# Exercise
From the entries below, count every line that contains the word "this". Please give the number and nothing else.

:::

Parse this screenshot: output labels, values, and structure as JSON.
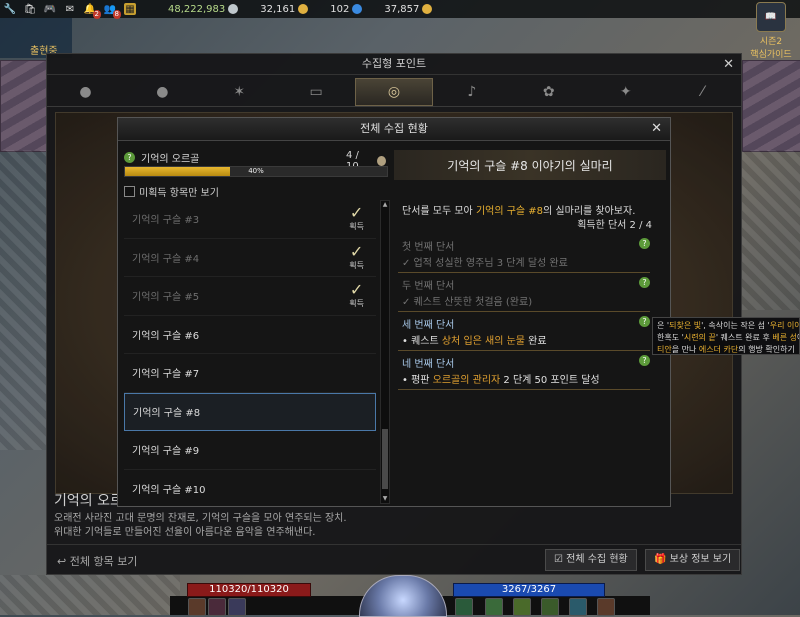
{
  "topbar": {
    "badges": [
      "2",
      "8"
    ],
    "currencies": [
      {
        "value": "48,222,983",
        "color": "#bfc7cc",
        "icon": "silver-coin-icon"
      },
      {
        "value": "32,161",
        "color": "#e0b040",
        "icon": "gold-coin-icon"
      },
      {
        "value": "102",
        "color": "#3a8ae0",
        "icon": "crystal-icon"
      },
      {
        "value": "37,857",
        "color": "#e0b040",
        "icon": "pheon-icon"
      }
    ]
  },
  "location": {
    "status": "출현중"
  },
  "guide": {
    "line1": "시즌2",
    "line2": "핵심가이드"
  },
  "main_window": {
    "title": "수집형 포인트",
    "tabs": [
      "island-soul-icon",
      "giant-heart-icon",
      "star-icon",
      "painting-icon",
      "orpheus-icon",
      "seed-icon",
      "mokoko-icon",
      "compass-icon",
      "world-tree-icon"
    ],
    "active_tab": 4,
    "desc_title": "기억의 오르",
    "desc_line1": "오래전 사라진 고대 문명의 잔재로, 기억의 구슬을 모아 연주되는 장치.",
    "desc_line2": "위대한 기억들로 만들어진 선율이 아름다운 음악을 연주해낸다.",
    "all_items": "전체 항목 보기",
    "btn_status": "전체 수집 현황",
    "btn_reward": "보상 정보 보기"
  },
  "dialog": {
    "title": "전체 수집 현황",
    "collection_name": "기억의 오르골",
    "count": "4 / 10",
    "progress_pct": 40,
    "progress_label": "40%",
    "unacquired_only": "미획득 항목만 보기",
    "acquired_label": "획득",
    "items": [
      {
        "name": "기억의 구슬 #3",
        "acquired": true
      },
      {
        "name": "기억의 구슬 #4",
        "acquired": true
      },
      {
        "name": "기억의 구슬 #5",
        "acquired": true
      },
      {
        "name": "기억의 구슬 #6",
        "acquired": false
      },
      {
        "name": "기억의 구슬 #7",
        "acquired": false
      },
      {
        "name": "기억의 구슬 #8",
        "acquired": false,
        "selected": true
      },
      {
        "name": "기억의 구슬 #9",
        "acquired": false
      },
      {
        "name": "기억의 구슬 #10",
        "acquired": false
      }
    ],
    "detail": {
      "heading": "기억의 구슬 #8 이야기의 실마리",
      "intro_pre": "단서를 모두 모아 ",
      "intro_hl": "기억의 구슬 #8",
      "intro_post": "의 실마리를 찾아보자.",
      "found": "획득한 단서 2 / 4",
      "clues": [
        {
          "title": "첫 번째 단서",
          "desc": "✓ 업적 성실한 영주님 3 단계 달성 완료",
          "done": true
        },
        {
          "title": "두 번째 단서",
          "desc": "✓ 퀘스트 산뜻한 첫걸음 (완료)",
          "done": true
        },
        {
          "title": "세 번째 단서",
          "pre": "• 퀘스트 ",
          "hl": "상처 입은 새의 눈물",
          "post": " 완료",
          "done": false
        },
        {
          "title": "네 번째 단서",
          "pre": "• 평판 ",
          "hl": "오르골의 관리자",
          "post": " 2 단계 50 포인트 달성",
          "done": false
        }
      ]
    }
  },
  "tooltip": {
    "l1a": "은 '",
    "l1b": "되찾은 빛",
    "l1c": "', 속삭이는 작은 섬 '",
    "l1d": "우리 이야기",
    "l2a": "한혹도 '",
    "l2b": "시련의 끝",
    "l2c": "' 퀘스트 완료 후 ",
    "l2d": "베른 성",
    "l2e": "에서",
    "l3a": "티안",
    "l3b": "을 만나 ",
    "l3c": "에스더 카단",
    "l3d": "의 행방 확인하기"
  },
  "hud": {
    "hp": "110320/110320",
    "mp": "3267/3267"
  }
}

:::

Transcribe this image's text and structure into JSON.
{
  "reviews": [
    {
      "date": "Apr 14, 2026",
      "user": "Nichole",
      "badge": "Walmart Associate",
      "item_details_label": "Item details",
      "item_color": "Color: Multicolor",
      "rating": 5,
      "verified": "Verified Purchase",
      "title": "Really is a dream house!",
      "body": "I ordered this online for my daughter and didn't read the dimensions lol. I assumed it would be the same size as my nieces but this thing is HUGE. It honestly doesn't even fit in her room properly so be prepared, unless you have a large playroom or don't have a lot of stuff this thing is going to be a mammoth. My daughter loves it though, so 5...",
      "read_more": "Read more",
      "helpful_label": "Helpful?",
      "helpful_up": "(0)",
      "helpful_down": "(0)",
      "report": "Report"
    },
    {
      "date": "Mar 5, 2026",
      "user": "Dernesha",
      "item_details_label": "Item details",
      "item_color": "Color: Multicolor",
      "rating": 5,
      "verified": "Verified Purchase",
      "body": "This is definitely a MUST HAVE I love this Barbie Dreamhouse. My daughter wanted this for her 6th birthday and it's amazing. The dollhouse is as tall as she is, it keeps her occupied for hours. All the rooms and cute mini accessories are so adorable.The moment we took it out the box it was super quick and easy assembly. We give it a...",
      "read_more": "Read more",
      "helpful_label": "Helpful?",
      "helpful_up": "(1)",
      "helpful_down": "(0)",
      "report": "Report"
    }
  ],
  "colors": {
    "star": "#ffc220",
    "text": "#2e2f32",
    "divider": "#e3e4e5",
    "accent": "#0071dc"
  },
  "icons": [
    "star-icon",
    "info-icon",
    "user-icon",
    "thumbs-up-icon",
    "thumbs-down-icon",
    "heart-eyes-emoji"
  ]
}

:::

# Solved exercise
4